**TASK REQUIREMENTS:**
Rewrite the rows below, putting "humidity-axis-label" wherever "humidity-tick-label" appears and changing nothing else.

++++ DATA FOR PROCESSING

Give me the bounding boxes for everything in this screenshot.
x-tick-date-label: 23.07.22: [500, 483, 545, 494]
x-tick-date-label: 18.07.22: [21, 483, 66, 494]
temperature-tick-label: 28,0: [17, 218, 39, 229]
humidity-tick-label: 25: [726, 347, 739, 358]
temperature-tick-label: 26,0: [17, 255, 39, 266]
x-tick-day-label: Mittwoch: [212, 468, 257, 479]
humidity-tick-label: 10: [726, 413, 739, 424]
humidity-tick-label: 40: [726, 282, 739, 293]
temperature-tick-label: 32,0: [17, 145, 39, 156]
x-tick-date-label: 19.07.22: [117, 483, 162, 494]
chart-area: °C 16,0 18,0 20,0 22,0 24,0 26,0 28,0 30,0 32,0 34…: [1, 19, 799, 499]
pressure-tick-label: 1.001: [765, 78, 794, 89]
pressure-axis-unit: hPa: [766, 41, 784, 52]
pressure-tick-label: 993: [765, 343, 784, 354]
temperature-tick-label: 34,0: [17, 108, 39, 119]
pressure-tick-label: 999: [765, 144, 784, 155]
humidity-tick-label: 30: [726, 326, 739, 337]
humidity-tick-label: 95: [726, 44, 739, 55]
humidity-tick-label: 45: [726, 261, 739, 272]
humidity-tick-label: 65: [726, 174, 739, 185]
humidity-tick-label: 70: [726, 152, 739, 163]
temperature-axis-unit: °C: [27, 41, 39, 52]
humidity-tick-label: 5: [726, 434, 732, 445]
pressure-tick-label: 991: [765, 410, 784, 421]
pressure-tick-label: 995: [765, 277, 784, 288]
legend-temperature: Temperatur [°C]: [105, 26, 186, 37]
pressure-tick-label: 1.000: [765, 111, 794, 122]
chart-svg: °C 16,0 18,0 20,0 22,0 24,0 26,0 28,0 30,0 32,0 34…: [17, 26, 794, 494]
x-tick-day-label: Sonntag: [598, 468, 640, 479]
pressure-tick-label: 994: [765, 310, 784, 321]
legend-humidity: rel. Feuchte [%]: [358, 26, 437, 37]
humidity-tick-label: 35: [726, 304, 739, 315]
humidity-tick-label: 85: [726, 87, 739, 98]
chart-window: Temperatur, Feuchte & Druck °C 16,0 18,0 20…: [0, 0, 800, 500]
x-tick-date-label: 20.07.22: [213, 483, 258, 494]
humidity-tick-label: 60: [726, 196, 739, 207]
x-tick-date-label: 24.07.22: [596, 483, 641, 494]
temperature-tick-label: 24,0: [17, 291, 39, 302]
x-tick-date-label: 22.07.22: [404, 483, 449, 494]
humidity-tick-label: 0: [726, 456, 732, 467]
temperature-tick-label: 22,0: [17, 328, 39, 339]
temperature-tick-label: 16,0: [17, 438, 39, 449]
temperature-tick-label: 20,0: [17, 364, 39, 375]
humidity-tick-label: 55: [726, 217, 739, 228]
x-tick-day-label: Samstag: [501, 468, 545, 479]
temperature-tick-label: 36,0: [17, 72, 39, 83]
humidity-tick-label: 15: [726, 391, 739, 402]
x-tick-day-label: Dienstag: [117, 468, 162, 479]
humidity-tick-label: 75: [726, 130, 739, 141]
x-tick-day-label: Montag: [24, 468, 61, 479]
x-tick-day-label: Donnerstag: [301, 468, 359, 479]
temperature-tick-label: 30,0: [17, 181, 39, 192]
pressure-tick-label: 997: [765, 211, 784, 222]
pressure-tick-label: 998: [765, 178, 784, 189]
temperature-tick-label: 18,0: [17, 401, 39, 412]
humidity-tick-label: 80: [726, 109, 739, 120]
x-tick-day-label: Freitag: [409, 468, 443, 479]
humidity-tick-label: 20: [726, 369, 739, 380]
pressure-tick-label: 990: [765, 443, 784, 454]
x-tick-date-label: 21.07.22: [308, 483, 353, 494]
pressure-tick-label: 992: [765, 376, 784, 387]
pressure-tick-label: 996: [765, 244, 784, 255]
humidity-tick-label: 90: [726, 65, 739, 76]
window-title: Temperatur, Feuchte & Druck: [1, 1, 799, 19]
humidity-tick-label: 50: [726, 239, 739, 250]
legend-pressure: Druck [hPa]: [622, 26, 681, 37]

++++++++

**OUTPUT OF THE TASK:**
Give me the bounding boxes for everything in this screenshot.
x-tick-date-label: 23.07.22: [500, 483, 545, 494]
x-tick-date-label: 18.07.22: [21, 483, 66, 494]
temperature-tick-label: 28,0: [17, 218, 39, 229]
humidity-axis-label: 25: [726, 347, 739, 358]
temperature-tick-label: 26,0: [17, 255, 39, 266]
x-tick-day-label: Mittwoch: [212, 468, 257, 479]
humidity-axis-label: 10: [726, 413, 739, 424]
humidity-axis-label: 40: [726, 282, 739, 293]
temperature-tick-label: 32,0: [17, 145, 39, 156]
x-tick-date-label: 19.07.22: [117, 483, 162, 494]
chart-area: °C 16,0 18,0 20,0 22,0 24,0 26,0 28,0 30,0 32,0 34…: [1, 19, 799, 499]
pressure-tick-label: 1.001: [765, 78, 794, 89]
pressure-axis-unit: hPa: [766, 41, 784, 52]
pressure-tick-label: 993: [765, 343, 784, 354]
temperature-tick-label: 34,0: [17, 108, 39, 119]
pressure-tick-label: 999: [765, 144, 784, 155]
humidity-axis-label: 30: [726, 326, 739, 337]
humidity-axis-label: 95: [726, 44, 739, 55]
humidity-axis-label: 45: [726, 261, 739, 272]
humidity-axis-label: 65: [726, 174, 739, 185]
humidity-axis-label: 70: [726, 152, 739, 163]
temperature-axis-unit: °C: [27, 41, 39, 52]
humidity-axis-label: 5: [726, 434, 732, 445]
pressure-tick-label: 991: [765, 410, 784, 421]
pressure-tick-label: 995: [765, 277, 784, 288]
legend-temperature: Temperatur [°C]: [105, 26, 186, 37]
pressure-tick-label: 1.000: [765, 111, 794, 122]
chart-svg: °C 16,0 18,0 20,0 22,0 24,0 26,0 28,0 30,0 32,0 34…: [17, 26, 794, 494]
x-tick-day-label: Sonntag: [598, 468, 640, 479]
pressure-tick-label: 994: [765, 310, 784, 321]
legend-humidity: rel. Feuchte [%]: [358, 26, 437, 37]
humidity-axis-label: 35: [726, 304, 739, 315]
humidity-axis-label: 85: [726, 87, 739, 98]
chart-window: Temperatur, Feuchte & Druck °C 16,0 18,0 20…: [0, 0, 800, 500]
x-tick-date-label: 20.07.22: [213, 483, 258, 494]
humidity-axis-label: 60: [726, 196, 739, 207]
x-tick-date-label: 24.07.22: [596, 483, 641, 494]
temperature-tick-label: 24,0: [17, 291, 39, 302]
x-tick-date-label: 22.07.22: [404, 483, 449, 494]
humidity-axis-label: 0: [726, 456, 732, 467]
temperature-tick-label: 22,0: [17, 328, 39, 339]
temperature-tick-label: 16,0: [17, 438, 39, 449]
temperature-tick-label: 20,0: [17, 364, 39, 375]
humidity-axis-label: 55: [726, 217, 739, 228]
x-tick-day-label: Samstag: [501, 468, 545, 479]
temperature-tick-label: 36,0: [17, 72, 39, 83]
humidity-axis-label: 15: [726, 391, 739, 402]
x-tick-day-label: Dienstag: [117, 468, 162, 479]
humidity-axis-label: 75: [726, 130, 739, 141]
x-tick-day-label: Montag: [24, 468, 61, 479]
x-tick-day-label: Donnerstag: [301, 468, 359, 479]
temperature-tick-label: 30,0: [17, 181, 39, 192]
pressure-tick-label: 997: [765, 211, 784, 222]
pressure-tick-label: 998: [765, 178, 784, 189]
temperature-tick-label: 18,0: [17, 401, 39, 412]
humidity-axis-label: 80: [726, 109, 739, 120]
x-tick-day-label: Freitag: [409, 468, 443, 479]
humidity-axis-label: 20: [726, 369, 739, 380]
pressure-tick-label: 990: [765, 443, 784, 454]
x-tick-date-label: 21.07.22: [308, 483, 353, 494]
pressure-tick-label: 992: [765, 376, 784, 387]
pressure-tick-label: 996: [765, 244, 784, 255]
humidity-axis-label: 90: [726, 65, 739, 76]
window-title: Temperatur, Feuchte & Druck: [1, 1, 799, 19]
humidity-axis-label: 50: [726, 239, 739, 250]
legend-pressure: Druck [hPa]: [622, 26, 681, 37]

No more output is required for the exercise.